## BEGIN

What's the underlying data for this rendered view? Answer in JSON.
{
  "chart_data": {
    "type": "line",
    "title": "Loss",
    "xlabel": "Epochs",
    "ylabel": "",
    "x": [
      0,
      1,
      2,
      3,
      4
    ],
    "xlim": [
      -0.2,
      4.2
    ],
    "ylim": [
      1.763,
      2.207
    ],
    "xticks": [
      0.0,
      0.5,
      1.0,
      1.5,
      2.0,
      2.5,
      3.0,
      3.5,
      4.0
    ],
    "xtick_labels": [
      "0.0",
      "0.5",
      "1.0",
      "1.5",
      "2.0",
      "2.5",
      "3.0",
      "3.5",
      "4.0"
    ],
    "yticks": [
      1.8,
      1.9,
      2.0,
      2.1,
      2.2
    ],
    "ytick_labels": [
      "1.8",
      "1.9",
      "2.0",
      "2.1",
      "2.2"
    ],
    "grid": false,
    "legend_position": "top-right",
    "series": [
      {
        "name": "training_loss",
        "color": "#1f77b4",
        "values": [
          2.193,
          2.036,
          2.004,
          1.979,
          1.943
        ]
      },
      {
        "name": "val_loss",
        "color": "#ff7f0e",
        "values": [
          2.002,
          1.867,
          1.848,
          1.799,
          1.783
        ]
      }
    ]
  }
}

## END

*EXERCISE DIRECTIONS*.
Output the records verbatim, from the first line to the last.

*TASK RESPONSE*.
What's the underlying data for this rendered view? Answer in JSON.
{
  "chart_data": {
    "type": "line",
    "title": "Loss",
    "xlabel": "Epochs",
    "ylabel": "",
    "x": [
      0,
      1,
      2,
      3,
      4
    ],
    "xlim": [
      -0.2,
      4.2
    ],
    "ylim": [
      1.763,
      2.207
    ],
    "xticks": [
      0.0,
      0.5,
      1.0,
      1.5,
      2.0,
      2.5,
      3.0,
      3.5,
      4.0
    ],
    "xtick_labels": [
      "0.0",
      "0.5",
      "1.0",
      "1.5",
      "2.0",
      "2.5",
      "3.0",
      "3.5",
      "4.0"
    ],
    "yticks": [
      1.8,
      1.9,
      2.0,
      2.1,
      2.2
    ],
    "ytick_labels": [
      "1.8",
      "1.9",
      "2.0",
      "2.1",
      "2.2"
    ],
    "grid": false,
    "legend_position": "top-right",
    "series": [
      {
        "name": "training_loss",
        "color": "#1f77b4",
        "values": [
          2.193,
          2.036,
          2.004,
          1.979,
          1.943
        ]
      },
      {
        "name": "val_loss",
        "color": "#ff7f0e",
        "values": [
          2.002,
          1.867,
          1.848,
          1.799,
          1.783
        ]
      }
    ]
  }
}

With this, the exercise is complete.